_EXERCISE OBJECTIVE_.
Identify each line holding the string "document" and copy it.

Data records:

________

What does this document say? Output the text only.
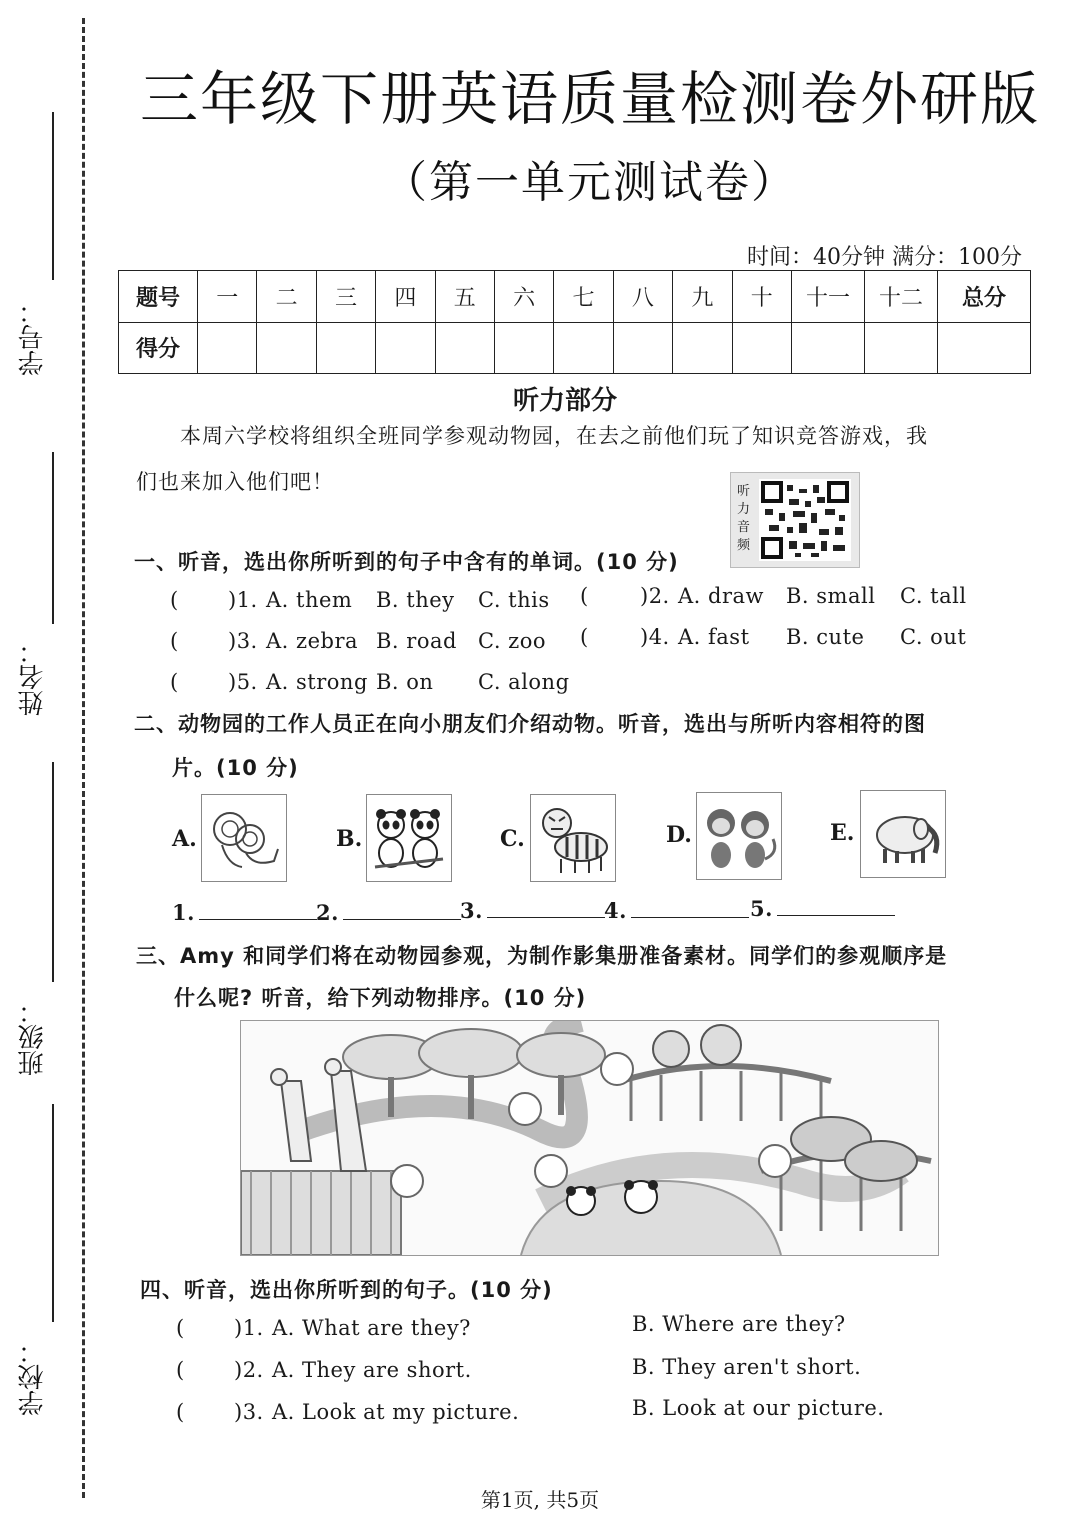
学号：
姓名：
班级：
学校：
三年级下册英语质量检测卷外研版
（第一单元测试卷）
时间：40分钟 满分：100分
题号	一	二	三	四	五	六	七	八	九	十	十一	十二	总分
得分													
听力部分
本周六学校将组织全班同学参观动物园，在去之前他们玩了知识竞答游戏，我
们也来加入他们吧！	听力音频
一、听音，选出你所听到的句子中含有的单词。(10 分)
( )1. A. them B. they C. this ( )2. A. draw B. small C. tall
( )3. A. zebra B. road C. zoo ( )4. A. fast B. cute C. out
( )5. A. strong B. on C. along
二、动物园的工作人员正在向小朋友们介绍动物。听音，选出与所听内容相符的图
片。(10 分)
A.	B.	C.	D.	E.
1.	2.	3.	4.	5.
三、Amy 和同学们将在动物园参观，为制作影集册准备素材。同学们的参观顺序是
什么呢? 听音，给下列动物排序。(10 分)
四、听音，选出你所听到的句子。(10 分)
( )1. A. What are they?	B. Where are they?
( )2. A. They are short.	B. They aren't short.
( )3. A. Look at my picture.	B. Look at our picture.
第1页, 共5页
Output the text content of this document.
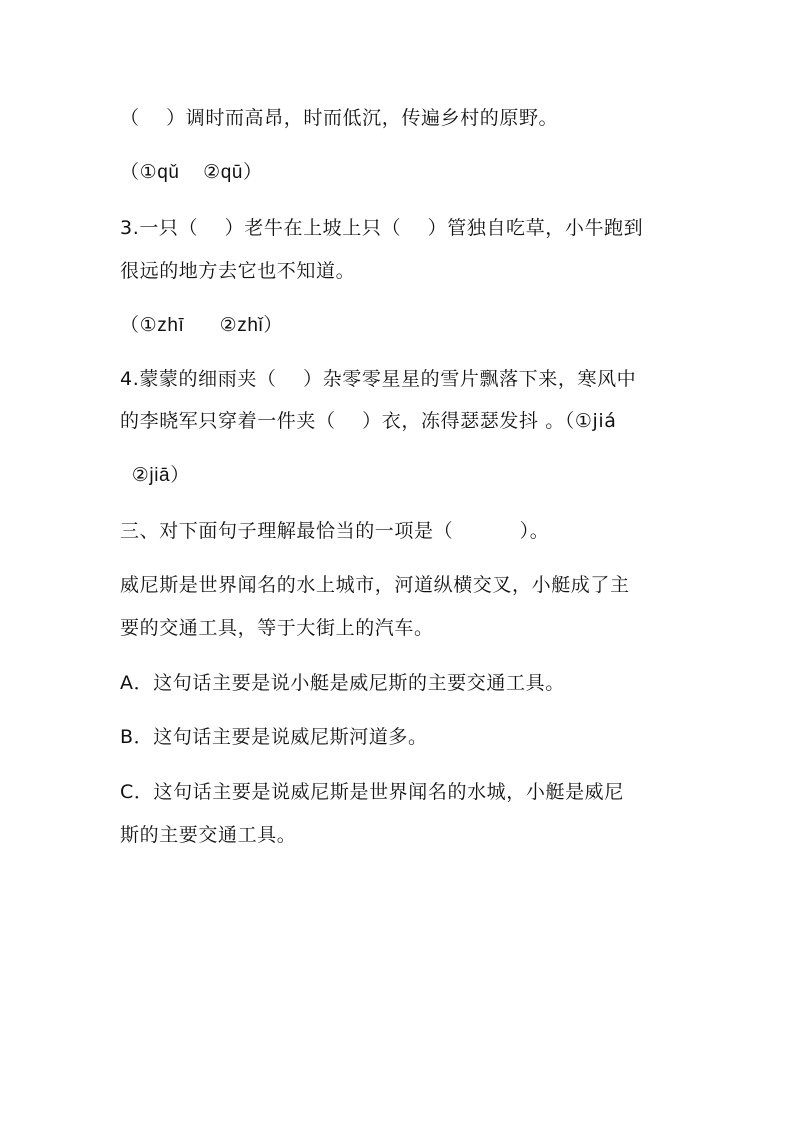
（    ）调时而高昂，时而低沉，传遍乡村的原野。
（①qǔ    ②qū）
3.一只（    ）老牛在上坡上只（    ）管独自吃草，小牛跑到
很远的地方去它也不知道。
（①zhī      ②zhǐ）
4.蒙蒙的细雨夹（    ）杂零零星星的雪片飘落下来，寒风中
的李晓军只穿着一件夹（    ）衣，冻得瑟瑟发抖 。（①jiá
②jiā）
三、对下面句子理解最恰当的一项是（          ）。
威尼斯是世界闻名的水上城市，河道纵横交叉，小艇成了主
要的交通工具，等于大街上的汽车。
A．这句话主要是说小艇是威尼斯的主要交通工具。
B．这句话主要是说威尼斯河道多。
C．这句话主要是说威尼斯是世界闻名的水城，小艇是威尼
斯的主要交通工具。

________

_OUTPUT_.
What does this document say? Output the text only.
Output the text content of this document.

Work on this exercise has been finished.